**Document segment**
HashiCorp’s Consul

HashiCorp is a Software firm who are now very familiar to the IT world.
Thanks to Terraform!

What is Consul?
Consul is a Service discovery and KV store developed by this company. It’s high availability architecture, security and the simple GUI makes it a point to look at this product.

How does this work?
Consul consists of two types of agents, client and server. Client consul agents are installed on the servers where we want to monitor the services on that server using consul service discovery feature. Server consul agents are the actual consul boxes.
Let’s see a sample architecture and get into the details –

The above architecture is from HashiCorp’s website.

Service Discovery –
As you see in the above architecture that the vault servers we have consists of consul clients installed on them. These consul clients sends the status of the services on the vault servers to the consul servers. From the consul server UI you can view the service status of those vault servers.
               
Key Value Storage –
Whenever you store any KV pair in the vault server, you are using consul backend to store the data. The consul clients sends the KV pair to the consul server and later, the consul server stores the data in encrypted format. When you try to read the KV pair on the consul server, you can see that the data is in encrypted format. To view the data in decrypted format you should be using vault server.

**Activity**
Copy the part of the Consul overview starting at "Let’s see a" and ending at "using vault server.".

**Given information**

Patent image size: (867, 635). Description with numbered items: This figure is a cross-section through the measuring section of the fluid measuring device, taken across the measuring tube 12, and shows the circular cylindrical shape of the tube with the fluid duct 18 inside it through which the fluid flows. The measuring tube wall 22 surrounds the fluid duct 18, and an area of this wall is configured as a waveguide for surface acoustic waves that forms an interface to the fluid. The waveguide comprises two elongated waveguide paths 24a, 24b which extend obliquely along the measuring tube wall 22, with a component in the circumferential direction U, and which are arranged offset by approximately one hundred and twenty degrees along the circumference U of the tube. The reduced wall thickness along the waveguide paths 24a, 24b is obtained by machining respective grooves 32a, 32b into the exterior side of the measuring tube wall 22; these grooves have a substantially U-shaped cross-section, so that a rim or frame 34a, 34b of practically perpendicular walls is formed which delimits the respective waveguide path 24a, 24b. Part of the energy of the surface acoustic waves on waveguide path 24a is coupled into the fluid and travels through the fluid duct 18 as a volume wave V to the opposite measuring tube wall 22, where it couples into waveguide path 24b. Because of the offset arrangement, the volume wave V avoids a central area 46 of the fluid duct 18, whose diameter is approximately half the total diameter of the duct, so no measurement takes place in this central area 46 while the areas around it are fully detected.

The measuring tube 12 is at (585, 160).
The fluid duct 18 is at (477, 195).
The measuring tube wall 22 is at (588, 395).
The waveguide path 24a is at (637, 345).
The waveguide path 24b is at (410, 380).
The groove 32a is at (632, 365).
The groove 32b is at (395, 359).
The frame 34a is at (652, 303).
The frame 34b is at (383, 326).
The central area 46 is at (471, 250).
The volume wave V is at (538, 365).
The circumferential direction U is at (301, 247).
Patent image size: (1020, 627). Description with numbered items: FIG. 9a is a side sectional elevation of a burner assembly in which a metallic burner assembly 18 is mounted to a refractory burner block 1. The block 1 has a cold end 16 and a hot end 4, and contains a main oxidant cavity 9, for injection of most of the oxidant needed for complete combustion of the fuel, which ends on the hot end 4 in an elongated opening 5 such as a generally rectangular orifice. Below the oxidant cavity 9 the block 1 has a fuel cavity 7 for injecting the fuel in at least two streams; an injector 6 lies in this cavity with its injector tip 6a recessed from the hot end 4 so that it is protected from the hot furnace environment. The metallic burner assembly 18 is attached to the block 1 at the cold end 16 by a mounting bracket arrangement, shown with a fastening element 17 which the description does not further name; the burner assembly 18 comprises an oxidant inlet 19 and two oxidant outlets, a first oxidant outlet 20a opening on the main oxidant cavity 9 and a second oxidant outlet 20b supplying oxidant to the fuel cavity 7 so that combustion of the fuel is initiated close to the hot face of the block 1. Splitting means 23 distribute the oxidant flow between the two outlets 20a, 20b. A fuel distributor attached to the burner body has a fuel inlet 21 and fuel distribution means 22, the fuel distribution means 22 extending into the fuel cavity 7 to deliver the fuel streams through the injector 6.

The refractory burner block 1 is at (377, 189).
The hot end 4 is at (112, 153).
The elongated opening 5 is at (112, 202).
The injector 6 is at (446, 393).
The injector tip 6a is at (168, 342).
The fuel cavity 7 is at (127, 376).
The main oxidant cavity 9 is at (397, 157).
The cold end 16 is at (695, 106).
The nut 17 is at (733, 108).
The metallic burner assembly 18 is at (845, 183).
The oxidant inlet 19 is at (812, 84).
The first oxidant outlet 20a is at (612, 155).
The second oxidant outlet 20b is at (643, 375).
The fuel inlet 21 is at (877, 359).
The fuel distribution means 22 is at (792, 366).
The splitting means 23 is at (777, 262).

**Your response**
Let’s see a sample architecture and get into the details –

The above architecture is from HashiCorp’s website.

Service Discovery –
As you see in the above architecture that the vault servers we have consists of consul clients installed on them. These consul clients sends the status of the services on the vault servers to the consul servers. From the consul server UI you can view the service status of those vault servers.
               
Key Value Storage –
Whenever you store any KV pair in the vault server, you are using consul backend to store the data. The consul clients sends the KV pair to the consul server and later, the consul server stores the data in encrypted format. When you try to read the KV pair on the consul server, you can see that the data is in encrypted format. To view the data in decrypted format you should be using vault server.